Aim of the exercise – Reproduce every line in the listing that contains the word "TypeError".

+++

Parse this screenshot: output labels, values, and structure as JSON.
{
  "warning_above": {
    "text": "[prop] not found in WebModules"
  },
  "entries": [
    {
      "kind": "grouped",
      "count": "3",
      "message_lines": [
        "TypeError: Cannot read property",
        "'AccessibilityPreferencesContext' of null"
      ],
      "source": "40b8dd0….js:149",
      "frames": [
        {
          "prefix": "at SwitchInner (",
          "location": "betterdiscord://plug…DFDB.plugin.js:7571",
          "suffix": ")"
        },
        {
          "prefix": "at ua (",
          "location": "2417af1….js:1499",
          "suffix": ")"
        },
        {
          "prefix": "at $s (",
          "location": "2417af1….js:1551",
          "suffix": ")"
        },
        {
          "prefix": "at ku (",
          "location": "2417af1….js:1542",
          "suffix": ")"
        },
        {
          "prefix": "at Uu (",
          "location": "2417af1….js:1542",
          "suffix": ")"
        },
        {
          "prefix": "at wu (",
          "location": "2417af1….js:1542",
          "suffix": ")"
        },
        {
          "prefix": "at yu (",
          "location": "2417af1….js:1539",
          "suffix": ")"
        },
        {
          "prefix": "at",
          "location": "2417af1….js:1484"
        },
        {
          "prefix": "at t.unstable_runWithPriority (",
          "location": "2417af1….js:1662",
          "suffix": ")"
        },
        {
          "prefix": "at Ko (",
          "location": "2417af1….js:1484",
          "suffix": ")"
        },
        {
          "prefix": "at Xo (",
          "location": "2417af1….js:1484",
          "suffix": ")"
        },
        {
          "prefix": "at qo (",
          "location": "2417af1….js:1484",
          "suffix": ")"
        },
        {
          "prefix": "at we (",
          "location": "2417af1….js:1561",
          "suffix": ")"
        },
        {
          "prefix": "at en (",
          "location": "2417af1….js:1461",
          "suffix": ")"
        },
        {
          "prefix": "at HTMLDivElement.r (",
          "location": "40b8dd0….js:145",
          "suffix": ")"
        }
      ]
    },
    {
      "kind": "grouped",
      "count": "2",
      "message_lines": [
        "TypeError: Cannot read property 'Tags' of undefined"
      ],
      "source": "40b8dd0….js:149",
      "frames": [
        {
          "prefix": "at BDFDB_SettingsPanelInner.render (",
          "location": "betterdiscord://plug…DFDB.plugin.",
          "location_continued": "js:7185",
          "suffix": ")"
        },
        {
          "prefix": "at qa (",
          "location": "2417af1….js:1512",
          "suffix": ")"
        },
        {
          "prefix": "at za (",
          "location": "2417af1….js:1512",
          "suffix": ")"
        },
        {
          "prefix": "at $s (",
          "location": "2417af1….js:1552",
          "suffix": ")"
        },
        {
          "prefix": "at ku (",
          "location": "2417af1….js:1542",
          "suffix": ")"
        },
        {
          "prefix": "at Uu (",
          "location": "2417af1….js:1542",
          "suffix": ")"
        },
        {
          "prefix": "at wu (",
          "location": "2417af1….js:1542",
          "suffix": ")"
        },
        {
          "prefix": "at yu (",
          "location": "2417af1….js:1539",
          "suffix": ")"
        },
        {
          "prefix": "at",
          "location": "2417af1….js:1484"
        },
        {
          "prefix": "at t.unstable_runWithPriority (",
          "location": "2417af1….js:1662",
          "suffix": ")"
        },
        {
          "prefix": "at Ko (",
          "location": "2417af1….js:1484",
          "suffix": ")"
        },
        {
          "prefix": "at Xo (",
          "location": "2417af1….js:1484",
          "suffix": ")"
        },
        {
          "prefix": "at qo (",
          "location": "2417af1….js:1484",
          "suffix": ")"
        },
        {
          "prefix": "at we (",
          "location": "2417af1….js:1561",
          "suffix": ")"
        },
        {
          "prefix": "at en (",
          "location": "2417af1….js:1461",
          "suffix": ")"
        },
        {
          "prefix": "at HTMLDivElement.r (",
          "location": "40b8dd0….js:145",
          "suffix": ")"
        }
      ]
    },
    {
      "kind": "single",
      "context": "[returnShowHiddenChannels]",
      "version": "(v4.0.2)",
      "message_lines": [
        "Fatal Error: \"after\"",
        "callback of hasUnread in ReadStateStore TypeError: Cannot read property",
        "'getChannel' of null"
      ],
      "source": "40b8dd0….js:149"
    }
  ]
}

+++

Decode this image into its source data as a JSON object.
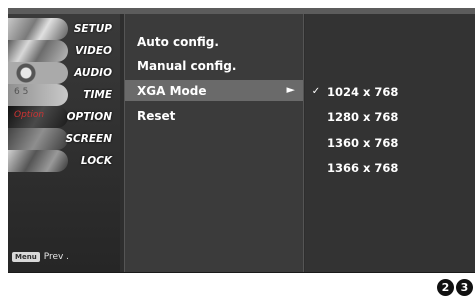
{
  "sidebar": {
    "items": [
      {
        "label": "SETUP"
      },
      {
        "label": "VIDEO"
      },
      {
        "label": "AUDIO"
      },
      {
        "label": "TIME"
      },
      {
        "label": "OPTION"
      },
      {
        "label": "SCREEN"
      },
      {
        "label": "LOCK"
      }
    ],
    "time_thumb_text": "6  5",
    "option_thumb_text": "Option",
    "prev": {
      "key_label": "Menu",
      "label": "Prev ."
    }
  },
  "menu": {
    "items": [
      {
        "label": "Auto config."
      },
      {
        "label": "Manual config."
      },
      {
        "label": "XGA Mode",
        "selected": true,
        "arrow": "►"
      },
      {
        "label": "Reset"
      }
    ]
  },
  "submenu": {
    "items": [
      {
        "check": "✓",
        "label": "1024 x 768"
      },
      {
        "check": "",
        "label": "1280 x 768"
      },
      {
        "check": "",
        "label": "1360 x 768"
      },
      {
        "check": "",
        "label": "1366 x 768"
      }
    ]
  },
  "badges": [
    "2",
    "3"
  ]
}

+++

Output below –
        "TypeError: Cannot read property",
        "TypeError: Cannot read property 'Tags' of undefined"
        "callback of hasUnread in ReadStateStore TypeError: Cannot read property",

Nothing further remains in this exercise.